_Aim of the exercise_: Exactly as written, print each record in the listing.

━━ Given information

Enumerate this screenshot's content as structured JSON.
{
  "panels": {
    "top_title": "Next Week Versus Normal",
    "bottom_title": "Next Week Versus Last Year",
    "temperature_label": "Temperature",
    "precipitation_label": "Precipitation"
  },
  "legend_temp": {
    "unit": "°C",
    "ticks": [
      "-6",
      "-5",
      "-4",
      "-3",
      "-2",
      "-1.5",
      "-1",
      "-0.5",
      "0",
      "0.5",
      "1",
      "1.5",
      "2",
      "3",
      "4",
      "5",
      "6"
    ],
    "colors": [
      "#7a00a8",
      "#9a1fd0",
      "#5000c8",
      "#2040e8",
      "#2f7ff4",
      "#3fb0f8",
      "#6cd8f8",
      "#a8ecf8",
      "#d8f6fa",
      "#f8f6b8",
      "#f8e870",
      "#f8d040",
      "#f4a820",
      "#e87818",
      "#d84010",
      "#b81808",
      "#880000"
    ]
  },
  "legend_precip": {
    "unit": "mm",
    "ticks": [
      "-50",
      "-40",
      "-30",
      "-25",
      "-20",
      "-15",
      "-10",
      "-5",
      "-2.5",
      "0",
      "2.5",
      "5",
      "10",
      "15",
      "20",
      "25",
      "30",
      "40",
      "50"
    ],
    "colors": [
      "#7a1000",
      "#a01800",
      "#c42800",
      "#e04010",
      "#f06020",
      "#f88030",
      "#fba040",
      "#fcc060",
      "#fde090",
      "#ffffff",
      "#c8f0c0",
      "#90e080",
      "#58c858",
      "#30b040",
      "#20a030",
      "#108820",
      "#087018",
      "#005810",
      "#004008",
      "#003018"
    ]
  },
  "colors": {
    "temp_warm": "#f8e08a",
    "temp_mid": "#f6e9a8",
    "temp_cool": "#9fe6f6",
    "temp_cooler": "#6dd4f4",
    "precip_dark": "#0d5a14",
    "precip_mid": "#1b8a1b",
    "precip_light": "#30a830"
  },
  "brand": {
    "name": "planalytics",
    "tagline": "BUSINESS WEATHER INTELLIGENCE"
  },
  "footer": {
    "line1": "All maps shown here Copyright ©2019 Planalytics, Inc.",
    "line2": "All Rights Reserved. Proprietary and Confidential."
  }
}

━━━━

_Answer to this task_:
Enumerate this screenshot's content as structured JSON.
{
  "panels": {
    "top_title": "Next Week Versus Normal",
    "bottom_title": "Next Week Versus Last Year",
    "temperature_label": "Temperature",
    "precipitation_label": "Precipitation"
  },
  "legend_temp": {
    "unit": "°C",
    "ticks": [
      "-6",
      "-5",
      "-4",
      "-3",
      "-2",
      "-1.5",
      "-1",
      "-0.5",
      "0",
      "0.5",
      "1",
      "1.5",
      "2",
      "3",
      "4",
      "5",
      "6"
    ],
    "colors": [
      "#7a00a8",
      "#9a1fd0",
      "#5000c8",
      "#2040e8",
      "#2f7ff4",
      "#3fb0f8",
      "#6cd8f8",
      "#a8ecf8",
      "#d8f6fa",
      "#f8f6b8",
      "#f8e870",
      "#f8d040",
      "#f4a820",
      "#e87818",
      "#d84010",
      "#b81808",
      "#880000"
    ]
  },
  "legend_precip": {
    "unit": "mm",
    "ticks": [
      "-50",
      "-40",
      "-30",
      "-25",
      "-20",
      "-15",
      "-10",
      "-5",
      "-2.5",
      "0",
      "2.5",
      "5",
      "10",
      "15",
      "20",
      "25",
      "30",
      "40",
      "50"
    ],
    "colors": [
      "#7a1000",
      "#a01800",
      "#c42800",
      "#e04010",
      "#f06020",
      "#f88030",
      "#fba040",
      "#fcc060",
      "#fde090",
      "#ffffff",
      "#c8f0c0",
      "#90e080",
      "#58c858",
      "#30b040",
      "#20a030",
      "#108820",
      "#087018",
      "#005810",
      "#004008",
      "#003018"
    ]
  },
  "colors": {
    "temp_warm": "#f8e08a",
    "temp_mid": "#f6e9a8",
    "temp_cool": "#9fe6f6",
    "temp_cooler": "#6dd4f4",
    "precip_dark": "#0d5a14",
    "precip_mid": "#1b8a1b",
    "precip_light": "#30a830"
  },
  "brand": {
    "name": "planalytics",
    "tagline": "BUSINESS WEATHER INTELLIGENCE"
  },
  "footer": {
    "line1": "All maps shown here Copyright ©2019 Planalytics, Inc.",
    "line2": "All Rights Reserved. Proprietary and Confidential."
  }
}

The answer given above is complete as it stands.